# Work to do
Could you set out every line of the records below as a numbered list, skipping any blank lines and leaving the pictures out?

# Records provided

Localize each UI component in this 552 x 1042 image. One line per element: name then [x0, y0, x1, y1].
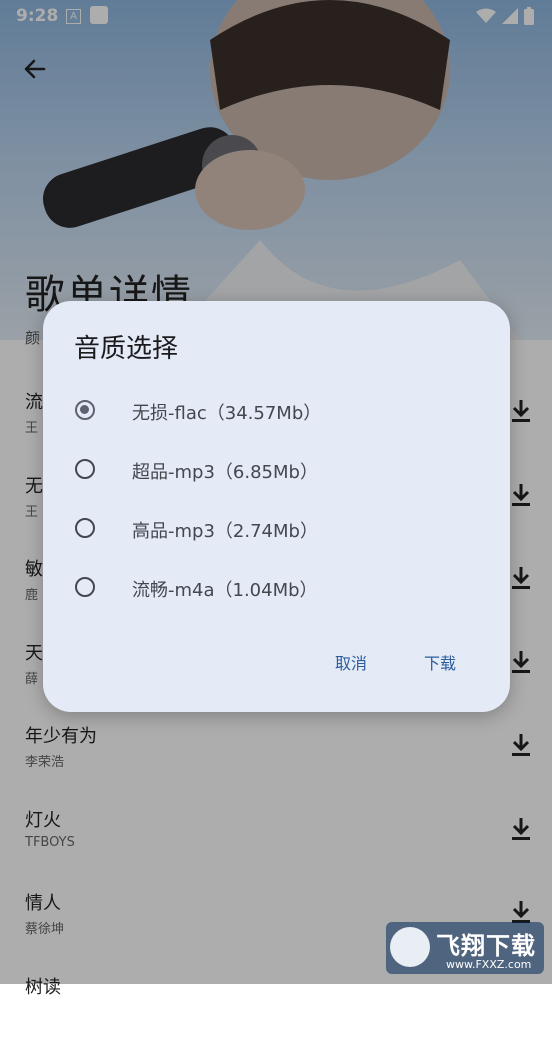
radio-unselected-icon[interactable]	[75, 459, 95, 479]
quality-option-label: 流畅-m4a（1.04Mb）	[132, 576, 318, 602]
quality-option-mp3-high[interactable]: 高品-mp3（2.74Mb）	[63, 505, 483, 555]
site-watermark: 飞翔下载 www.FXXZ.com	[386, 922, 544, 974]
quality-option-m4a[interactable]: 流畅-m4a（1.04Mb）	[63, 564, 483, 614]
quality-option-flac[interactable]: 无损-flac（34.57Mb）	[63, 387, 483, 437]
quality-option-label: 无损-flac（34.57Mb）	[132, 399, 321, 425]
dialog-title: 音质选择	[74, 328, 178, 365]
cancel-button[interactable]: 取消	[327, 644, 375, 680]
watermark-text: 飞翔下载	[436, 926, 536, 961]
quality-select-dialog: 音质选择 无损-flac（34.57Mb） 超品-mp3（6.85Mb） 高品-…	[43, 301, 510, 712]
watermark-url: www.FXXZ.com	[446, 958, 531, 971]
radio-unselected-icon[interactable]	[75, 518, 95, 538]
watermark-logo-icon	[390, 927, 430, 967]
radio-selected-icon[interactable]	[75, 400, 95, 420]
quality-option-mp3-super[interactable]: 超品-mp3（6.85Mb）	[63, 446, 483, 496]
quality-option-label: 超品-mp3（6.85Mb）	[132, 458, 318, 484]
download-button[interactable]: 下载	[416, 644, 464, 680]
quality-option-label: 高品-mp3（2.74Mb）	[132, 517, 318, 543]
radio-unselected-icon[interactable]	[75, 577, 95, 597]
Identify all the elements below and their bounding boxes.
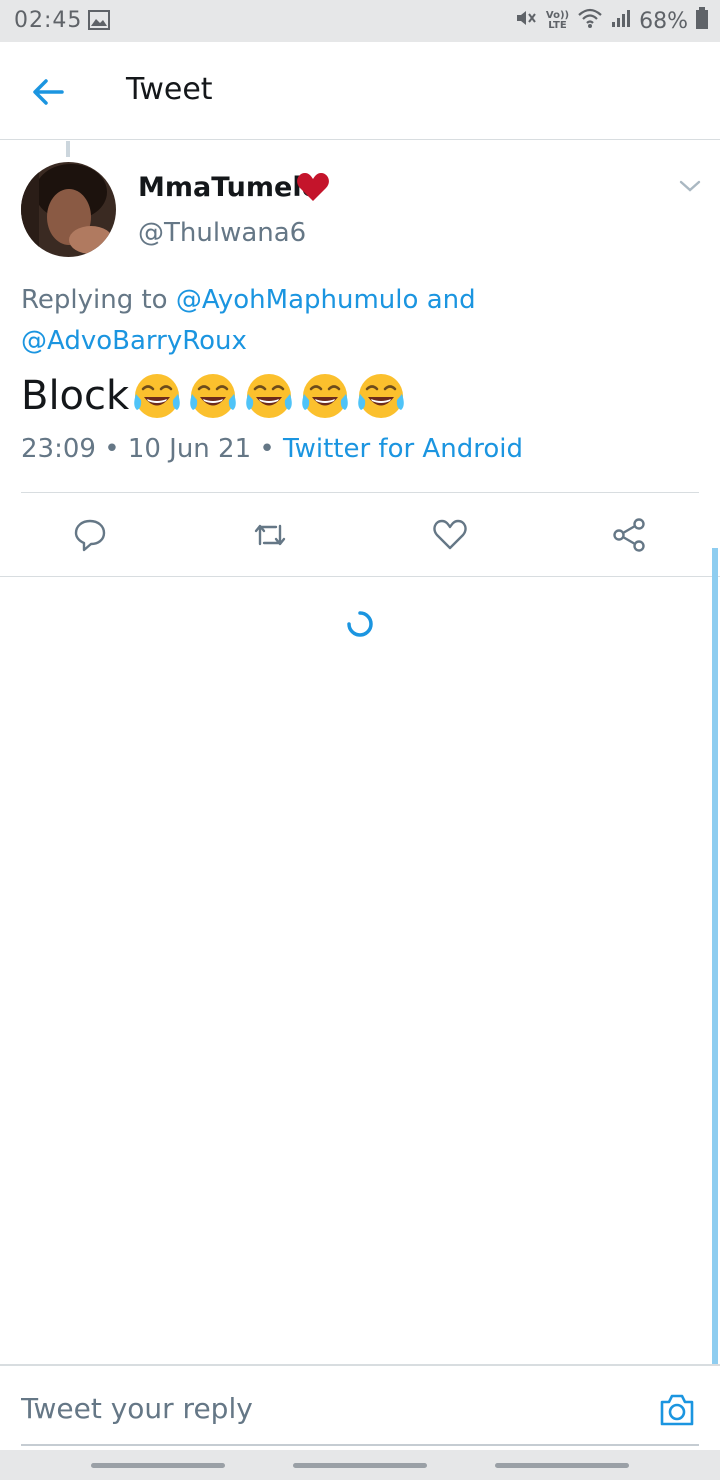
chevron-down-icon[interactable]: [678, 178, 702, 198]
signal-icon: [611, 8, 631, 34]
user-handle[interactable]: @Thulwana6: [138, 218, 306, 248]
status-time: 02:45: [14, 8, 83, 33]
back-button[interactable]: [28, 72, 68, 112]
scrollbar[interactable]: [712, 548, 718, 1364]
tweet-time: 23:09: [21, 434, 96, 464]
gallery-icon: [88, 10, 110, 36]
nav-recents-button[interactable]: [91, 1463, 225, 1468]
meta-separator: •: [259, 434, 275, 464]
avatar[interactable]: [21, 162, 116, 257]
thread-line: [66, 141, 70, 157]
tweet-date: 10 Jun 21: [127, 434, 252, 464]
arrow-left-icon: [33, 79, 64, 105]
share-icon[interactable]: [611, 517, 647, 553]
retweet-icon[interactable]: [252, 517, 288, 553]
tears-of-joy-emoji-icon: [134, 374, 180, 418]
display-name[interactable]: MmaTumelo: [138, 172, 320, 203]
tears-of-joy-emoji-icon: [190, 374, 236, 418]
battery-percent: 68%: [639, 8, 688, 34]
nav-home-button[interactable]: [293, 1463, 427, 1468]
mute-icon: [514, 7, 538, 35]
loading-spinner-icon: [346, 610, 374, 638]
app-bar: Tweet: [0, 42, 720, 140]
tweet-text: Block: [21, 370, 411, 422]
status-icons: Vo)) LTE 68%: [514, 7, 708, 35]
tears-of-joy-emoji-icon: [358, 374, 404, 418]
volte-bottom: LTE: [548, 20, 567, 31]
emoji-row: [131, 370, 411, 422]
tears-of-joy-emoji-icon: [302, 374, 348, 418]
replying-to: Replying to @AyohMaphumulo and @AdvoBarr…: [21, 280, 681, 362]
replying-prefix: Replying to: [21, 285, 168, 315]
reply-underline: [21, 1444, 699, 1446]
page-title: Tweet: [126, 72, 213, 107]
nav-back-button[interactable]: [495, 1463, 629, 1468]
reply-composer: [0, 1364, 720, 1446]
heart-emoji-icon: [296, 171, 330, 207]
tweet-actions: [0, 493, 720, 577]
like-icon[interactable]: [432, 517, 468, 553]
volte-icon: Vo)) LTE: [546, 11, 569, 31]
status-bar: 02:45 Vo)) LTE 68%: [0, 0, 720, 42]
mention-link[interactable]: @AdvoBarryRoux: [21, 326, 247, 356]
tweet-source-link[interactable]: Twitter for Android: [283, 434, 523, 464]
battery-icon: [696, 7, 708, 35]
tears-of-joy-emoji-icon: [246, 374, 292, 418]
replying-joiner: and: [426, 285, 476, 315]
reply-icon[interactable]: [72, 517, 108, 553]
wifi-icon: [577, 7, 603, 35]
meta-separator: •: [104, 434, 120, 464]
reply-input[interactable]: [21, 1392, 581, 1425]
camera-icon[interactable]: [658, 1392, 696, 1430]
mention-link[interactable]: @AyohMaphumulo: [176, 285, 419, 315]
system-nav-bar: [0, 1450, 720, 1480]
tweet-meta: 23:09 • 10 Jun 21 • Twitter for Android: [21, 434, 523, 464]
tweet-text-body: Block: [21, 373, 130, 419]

# Problem solution
1. Localize each UI component in this 552 x 1042 image. One line per element: name then [x0, y0, x1, y1].
2. radio-unselected-icon[interactable]	[75, 459, 95, 479]
3. quality-option-label: 流畅-m4a（1.04Mb）	[132, 576, 318, 602]
4. quality-option-mp3-high[interactable]: 高品-mp3（2.74Mb）	[63, 505, 483, 555]
5. site-watermark: 飞翔下载 www.FXXZ.com	[386, 922, 544, 974]
6. quality-option-m4a[interactable]: 流畅-m4a（1.04Mb）	[63, 564, 483, 614]
7. quality-option-flac[interactable]: 无损-flac（34.57Mb）	[63, 387, 483, 437]
8. quality-option-label: 无损-flac（34.57Mb）	[132, 399, 321, 425]
9. dialog-title: 音质选择	[74, 328, 178, 365]
10. cancel-button[interactable]: 取消	[327, 644, 375, 680]
11. watermark-text: 飞翔下载	[436, 926, 536, 961]
12. quality-select-dialog: 音质选择 无损-flac（34.57Mb） 超品-mp3（6.85Mb） 高品-…	[43, 301, 510, 712]
13. watermark-url: www.FXXZ.com	[446, 958, 531, 971]
14. radio-unselected-icon[interactable]	[75, 518, 95, 538]
15. watermark-logo-icon	[390, 927, 430, 967]
16. radio-selected-icon[interactable]	[75, 400, 95, 420]
17. quality-option-mp3-super[interactable]: 超品-mp3（6.85Mb）	[63, 446, 483, 496]
18. quality-option-label: 超品-mp3（6.85Mb）	[132, 458, 318, 484]
19. download-button[interactable]: 下载	[416, 644, 464, 680]
20. quality-option-label: 高品-mp3（2.74Mb）	[132, 517, 318, 543]
21. radio-unselected-icon[interactable]	[75, 577, 95, 597]
22. Identify all the elements below and their bounding boxes.
23. chevron-down-icon[interactable]: [678, 178, 702, 198]
24. signal-icon: [611, 8, 631, 34]
25. user-handle[interactable]: @Thulwana6: [138, 218, 306, 248]
26. status-time: 02:45: [14, 8, 83, 33]
27. back-button[interactable]: [28, 72, 68, 112]
28. scrollbar[interactable]: [712, 548, 718, 1364]
29. tweet-time: 23:09: [21, 434, 96, 464]
30. gallery-icon: [88, 10, 110, 36]
31. nav-recents-button[interactable]: [91, 1463, 225, 1468]
32. meta-separator: •: [259, 434, 275, 464]
33. avatar[interactable]: [21, 162, 116, 257]
34. thread-line: [66, 141, 70, 157]
35. tweet-date: 10 Jun 21: [127, 434, 252, 464]
36. arrow-left-icon: [33, 79, 64, 105]
37. share-icon[interactable]: [611, 517, 647, 553]
38. retweet-icon[interactable]: [252, 517, 288, 553]
39. tears-of-joy-emoji-icon: [134, 374, 180, 418]
40. display-name[interactable]: MmaTumelo: [138, 172, 320, 203]
41. tears-of-joy-emoji-icon: [190, 374, 236, 418]
42. battery-percent: 68%: [639, 8, 688, 34]
43. nav-home-button[interactable]: [293, 1463, 427, 1468]
44. mute-icon: [514, 7, 538, 35]
45. loading-spinner-icon: [346, 610, 374, 638]
46. app-bar: Tweet: [0, 42, 720, 140]
47. tweet-text: Block: [21, 370, 411, 422]
48. status-icons: Vo)) LTE 68%: [514, 7, 708, 35]
49. tears-of-joy-emoji-icon: [358, 374, 404, 418]
50. volte-bottom: LTE: [548, 20, 567, 31]
51. emoji-row: [131, 370, 411, 422]
52. tears-of-joy-emoji-icon: [302, 374, 348, 418]
53. replying-to: Replying to @AyohMaphumulo and @AdvoBarr…: [21, 280, 681, 362]
54. replying-prefix: Replying to: [21, 285, 168, 315]
55. reply-underline: [21, 1444, 699, 1446]
56. page-title: Tweet: [126, 72, 213, 107]
57. nav-back-button[interactable]: [495, 1463, 629, 1468]
58. reply-composer: [0, 1364, 720, 1446]
59. heart-emoji-icon: [296, 171, 330, 207]
60. tweet-actions: [0, 493, 720, 577]
61. like-icon[interactable]: [432, 517, 468, 553]
62. volte-icon: Vo)) LTE: [546, 11, 569, 31]
63. status-bar: 02:45 Vo)) LTE 68%: [0, 0, 720, 42]
64. mention-link[interactable]: @AdvoBarryRoux: [21, 326, 247, 356]
65. tweet-source-link[interactable]: Twitter for Android: [283, 434, 523, 464]
66. battery-icon: [696, 7, 708, 35]
67. tears-of-joy-emoji-icon: [246, 374, 292, 418]
68. replying-joiner: and: [426, 285, 476, 315]
69. reply-icon[interactable]: [72, 517, 108, 553]
70. wifi-icon: [577, 7, 603, 35]
71. meta-separator: •: [104, 434, 120, 464]
72. reply-input[interactable]: [21, 1392, 581, 1425]
73. camera-icon[interactable]: [658, 1392, 696, 1430]
74. mention-link[interactable]: @AyohMaphumulo: [176, 285, 419, 315]
75. system-nav-bar: [0, 1450, 720, 1480]
76. tweet-meta: 23:09 • 10 Jun 21 • Twitter for Android: [21, 434, 523, 464]
77. tweet-text-body: Block: [21, 373, 130, 419]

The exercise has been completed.